Written task = Search the material below for the word "Chapitre". Copy every line that has it.

Dataset records =
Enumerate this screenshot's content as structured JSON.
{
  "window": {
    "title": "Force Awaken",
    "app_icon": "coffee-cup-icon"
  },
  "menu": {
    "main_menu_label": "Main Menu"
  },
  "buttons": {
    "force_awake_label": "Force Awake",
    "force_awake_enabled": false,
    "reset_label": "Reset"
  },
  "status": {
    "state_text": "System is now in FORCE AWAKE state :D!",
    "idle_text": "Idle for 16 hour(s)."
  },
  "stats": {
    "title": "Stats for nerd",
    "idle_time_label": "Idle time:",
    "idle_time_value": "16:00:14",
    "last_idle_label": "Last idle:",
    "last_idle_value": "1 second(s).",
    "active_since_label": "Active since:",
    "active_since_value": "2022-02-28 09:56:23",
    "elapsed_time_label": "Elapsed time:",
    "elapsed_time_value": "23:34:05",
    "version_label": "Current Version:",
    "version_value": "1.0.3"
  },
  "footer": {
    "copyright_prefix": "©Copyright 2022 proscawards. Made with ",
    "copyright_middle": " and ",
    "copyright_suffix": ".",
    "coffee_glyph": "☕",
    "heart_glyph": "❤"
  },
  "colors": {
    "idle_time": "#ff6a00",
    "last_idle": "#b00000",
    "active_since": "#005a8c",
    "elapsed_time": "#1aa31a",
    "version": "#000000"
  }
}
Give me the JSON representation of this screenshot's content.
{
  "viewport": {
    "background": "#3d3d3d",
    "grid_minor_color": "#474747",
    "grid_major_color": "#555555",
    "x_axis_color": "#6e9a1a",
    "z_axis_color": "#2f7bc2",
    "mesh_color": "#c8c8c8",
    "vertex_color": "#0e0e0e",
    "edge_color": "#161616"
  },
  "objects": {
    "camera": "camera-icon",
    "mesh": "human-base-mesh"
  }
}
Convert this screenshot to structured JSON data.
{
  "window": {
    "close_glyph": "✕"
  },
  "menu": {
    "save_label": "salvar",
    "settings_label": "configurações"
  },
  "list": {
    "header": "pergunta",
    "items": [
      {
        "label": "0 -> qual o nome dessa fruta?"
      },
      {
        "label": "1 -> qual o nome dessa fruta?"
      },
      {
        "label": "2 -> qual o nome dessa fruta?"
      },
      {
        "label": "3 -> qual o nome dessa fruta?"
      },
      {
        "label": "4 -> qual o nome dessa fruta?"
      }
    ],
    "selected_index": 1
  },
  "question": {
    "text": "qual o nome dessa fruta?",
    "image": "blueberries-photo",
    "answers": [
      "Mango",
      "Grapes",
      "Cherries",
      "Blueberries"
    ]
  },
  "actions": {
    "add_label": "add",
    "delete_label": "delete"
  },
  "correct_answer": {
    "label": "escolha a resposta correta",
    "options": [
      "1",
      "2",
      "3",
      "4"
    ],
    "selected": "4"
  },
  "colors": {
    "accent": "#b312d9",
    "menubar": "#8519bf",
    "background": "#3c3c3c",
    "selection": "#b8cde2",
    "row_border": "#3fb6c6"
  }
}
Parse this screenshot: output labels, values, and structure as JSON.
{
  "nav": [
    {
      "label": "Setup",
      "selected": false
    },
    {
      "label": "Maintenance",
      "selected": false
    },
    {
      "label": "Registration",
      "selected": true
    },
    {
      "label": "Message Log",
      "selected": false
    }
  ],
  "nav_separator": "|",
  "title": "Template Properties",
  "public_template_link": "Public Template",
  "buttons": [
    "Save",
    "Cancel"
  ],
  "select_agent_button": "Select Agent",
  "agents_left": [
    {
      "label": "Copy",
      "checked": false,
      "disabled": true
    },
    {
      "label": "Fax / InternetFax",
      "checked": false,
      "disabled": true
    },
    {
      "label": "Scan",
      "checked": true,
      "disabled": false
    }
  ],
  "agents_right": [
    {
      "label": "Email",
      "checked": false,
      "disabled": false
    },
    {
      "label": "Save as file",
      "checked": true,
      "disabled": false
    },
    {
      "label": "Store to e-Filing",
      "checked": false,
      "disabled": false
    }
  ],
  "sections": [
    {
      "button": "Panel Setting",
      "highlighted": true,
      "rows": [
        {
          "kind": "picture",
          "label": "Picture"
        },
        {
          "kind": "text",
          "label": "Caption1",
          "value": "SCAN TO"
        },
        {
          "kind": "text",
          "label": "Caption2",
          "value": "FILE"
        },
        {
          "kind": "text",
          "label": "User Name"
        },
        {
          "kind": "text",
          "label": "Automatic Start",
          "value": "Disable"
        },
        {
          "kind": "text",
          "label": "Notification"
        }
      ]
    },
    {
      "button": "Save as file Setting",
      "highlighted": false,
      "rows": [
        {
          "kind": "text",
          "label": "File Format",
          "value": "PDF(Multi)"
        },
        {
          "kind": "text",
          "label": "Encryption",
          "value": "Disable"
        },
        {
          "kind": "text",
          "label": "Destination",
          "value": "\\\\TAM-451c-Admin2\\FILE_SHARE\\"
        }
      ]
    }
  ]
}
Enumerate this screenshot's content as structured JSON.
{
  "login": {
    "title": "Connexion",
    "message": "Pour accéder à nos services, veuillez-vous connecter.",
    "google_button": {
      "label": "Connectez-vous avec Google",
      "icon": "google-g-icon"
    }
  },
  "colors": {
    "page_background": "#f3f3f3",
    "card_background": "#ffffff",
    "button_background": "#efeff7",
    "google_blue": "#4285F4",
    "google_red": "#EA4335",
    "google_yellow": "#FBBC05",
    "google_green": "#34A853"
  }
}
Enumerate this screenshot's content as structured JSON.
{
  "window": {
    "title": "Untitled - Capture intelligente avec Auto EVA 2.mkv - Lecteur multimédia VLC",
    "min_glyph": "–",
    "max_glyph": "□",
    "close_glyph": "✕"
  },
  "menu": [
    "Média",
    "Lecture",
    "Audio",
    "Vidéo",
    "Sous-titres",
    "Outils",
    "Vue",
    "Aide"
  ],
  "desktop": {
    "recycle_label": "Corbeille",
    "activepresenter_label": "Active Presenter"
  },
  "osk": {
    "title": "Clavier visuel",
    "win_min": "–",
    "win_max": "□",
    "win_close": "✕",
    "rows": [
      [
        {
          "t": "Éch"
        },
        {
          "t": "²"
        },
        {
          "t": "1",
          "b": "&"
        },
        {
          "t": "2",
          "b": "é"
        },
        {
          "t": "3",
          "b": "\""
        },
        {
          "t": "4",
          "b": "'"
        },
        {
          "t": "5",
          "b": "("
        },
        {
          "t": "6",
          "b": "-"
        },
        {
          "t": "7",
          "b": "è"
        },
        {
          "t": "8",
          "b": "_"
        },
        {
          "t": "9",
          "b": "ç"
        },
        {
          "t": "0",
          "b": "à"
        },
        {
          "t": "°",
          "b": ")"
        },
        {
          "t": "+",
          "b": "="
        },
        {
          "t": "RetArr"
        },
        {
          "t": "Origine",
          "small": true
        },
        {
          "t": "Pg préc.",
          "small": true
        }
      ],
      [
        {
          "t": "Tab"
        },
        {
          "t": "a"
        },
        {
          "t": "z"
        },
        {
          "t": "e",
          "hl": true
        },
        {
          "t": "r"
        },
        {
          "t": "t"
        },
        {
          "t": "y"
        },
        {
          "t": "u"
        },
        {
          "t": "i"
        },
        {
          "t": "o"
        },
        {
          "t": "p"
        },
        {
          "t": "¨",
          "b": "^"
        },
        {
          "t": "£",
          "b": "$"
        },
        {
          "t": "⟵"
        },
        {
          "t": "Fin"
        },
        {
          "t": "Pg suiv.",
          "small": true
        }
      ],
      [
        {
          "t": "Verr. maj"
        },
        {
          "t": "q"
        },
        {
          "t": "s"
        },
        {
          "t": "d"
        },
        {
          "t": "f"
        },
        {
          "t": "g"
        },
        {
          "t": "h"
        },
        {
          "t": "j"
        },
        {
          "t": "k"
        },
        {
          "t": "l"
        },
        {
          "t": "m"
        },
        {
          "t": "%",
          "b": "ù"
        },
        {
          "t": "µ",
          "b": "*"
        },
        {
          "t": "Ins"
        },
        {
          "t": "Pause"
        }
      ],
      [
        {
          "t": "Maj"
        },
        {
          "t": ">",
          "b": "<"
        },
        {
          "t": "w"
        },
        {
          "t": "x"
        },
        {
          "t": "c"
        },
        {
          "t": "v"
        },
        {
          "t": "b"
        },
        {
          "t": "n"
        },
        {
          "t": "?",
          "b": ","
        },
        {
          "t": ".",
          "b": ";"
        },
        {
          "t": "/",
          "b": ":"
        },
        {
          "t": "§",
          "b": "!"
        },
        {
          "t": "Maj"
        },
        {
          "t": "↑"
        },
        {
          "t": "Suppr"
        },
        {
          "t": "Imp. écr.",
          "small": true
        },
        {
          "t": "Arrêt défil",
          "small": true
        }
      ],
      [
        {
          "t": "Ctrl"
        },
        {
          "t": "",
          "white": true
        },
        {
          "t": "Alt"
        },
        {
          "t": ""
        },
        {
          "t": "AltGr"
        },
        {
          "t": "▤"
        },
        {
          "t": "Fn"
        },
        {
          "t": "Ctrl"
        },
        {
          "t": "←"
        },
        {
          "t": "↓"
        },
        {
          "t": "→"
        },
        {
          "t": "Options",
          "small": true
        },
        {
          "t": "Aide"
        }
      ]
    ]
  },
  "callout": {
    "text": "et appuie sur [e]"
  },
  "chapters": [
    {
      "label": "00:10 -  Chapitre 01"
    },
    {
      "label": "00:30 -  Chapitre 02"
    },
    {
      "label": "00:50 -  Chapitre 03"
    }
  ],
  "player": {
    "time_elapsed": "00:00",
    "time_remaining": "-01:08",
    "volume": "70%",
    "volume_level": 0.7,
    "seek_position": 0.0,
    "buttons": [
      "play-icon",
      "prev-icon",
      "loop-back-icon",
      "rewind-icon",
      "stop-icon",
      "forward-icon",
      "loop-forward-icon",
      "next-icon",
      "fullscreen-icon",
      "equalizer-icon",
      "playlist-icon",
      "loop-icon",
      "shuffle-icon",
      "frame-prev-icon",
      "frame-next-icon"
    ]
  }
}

Written response =
      "label": "00:10 -  Chapitre 01"
      "label": "00:30 -  Chapitre 02"
      "label": "00:50 -  Chapitre 03"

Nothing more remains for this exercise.